What you need to do:
Each line of the material below that holds the word "vacunados" needs to be copied.

Available data:
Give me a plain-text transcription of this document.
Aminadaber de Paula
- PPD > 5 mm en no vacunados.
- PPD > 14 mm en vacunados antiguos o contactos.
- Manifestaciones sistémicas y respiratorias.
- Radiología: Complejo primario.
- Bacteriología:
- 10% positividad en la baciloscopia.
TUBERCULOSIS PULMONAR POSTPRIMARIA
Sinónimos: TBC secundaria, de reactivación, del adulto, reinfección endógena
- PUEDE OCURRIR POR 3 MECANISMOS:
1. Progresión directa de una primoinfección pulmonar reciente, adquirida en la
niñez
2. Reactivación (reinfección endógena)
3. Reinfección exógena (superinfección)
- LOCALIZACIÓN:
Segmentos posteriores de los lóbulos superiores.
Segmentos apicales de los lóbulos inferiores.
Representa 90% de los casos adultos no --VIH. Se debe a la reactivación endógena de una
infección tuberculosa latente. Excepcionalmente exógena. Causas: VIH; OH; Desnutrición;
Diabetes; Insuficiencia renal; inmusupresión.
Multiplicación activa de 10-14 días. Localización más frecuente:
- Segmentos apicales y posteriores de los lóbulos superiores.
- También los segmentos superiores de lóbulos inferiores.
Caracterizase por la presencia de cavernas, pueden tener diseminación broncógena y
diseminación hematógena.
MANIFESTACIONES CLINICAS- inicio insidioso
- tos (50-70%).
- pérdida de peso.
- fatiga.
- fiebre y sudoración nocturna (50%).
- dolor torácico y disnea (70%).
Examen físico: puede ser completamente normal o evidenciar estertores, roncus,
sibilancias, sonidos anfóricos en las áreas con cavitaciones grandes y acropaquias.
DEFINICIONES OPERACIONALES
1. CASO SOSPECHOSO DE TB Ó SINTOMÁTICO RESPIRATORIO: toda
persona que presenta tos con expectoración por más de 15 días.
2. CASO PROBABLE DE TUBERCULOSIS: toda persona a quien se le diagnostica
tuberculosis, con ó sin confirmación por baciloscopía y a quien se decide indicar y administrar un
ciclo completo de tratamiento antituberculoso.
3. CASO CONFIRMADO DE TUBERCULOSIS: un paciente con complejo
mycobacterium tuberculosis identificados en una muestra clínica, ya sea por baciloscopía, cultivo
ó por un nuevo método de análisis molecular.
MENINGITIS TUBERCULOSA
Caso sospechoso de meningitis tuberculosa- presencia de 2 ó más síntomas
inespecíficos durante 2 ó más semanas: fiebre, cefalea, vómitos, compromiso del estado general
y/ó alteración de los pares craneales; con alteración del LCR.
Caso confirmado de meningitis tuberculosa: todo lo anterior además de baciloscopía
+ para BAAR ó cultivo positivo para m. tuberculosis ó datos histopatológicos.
--
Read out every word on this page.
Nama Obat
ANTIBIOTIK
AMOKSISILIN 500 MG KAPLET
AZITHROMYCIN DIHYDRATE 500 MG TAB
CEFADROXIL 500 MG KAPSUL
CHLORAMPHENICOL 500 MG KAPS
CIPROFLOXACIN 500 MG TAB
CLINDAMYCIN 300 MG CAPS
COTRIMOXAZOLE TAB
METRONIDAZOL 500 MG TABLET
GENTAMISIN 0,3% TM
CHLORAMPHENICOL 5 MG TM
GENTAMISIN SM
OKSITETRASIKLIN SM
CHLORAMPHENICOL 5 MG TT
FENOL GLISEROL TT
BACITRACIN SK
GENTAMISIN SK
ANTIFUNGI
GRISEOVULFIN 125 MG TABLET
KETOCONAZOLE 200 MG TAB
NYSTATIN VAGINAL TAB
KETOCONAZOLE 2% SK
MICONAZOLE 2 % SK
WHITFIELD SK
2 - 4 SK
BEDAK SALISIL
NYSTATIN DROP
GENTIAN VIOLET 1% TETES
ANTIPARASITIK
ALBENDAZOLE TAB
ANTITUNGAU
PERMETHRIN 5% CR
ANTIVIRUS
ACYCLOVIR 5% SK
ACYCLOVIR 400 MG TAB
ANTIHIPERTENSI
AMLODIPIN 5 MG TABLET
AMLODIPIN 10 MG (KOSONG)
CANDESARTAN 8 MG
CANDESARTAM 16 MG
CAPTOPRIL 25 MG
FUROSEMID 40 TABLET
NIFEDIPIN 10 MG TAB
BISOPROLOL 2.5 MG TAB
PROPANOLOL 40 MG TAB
==
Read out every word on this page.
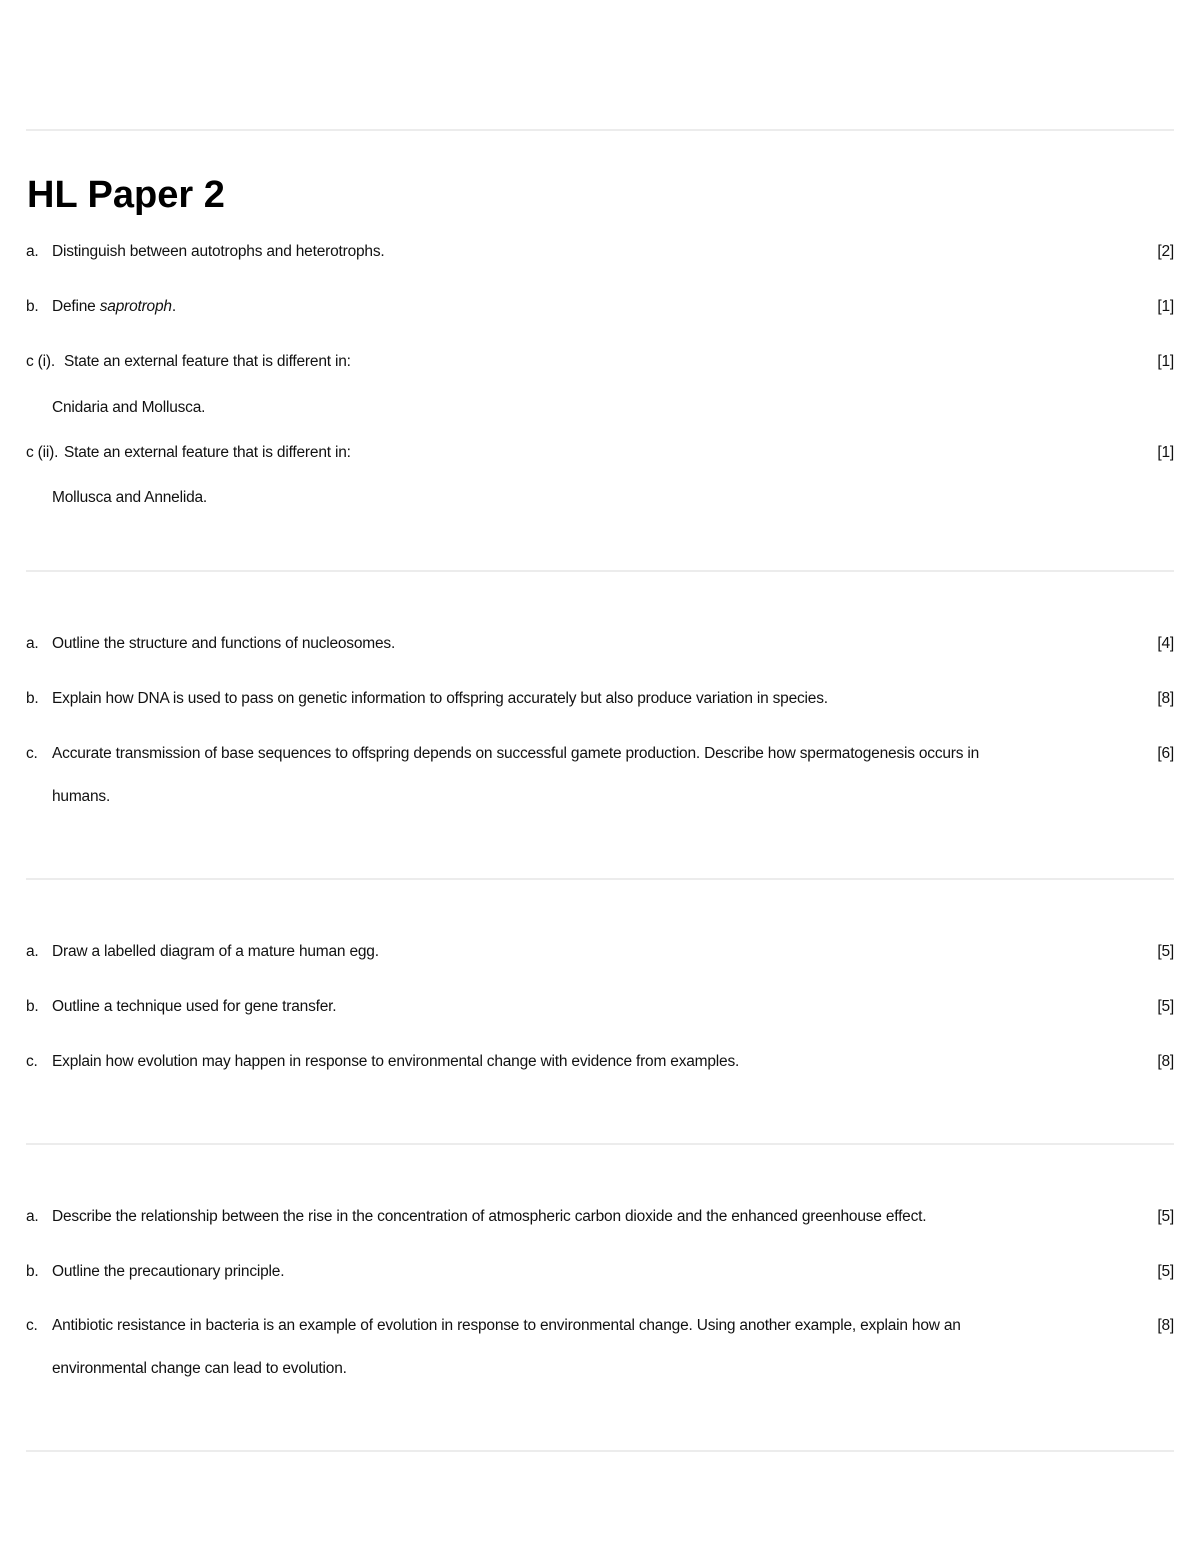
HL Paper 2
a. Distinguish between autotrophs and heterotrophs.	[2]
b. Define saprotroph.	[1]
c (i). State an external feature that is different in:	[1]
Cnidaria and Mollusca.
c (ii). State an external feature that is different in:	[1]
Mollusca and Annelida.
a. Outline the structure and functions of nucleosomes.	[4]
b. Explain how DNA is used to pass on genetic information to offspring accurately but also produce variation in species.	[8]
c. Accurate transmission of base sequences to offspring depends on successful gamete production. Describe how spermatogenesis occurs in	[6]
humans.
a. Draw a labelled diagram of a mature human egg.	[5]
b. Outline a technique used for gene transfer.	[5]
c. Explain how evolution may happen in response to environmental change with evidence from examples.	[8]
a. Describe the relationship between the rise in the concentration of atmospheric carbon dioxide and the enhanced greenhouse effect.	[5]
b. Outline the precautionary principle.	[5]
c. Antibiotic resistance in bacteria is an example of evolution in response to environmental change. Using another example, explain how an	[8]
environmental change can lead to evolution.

Your solution:
- PPD > 5 mm en no vacunados.
- PPD > 14 mm en vacunados antiguos o contactos.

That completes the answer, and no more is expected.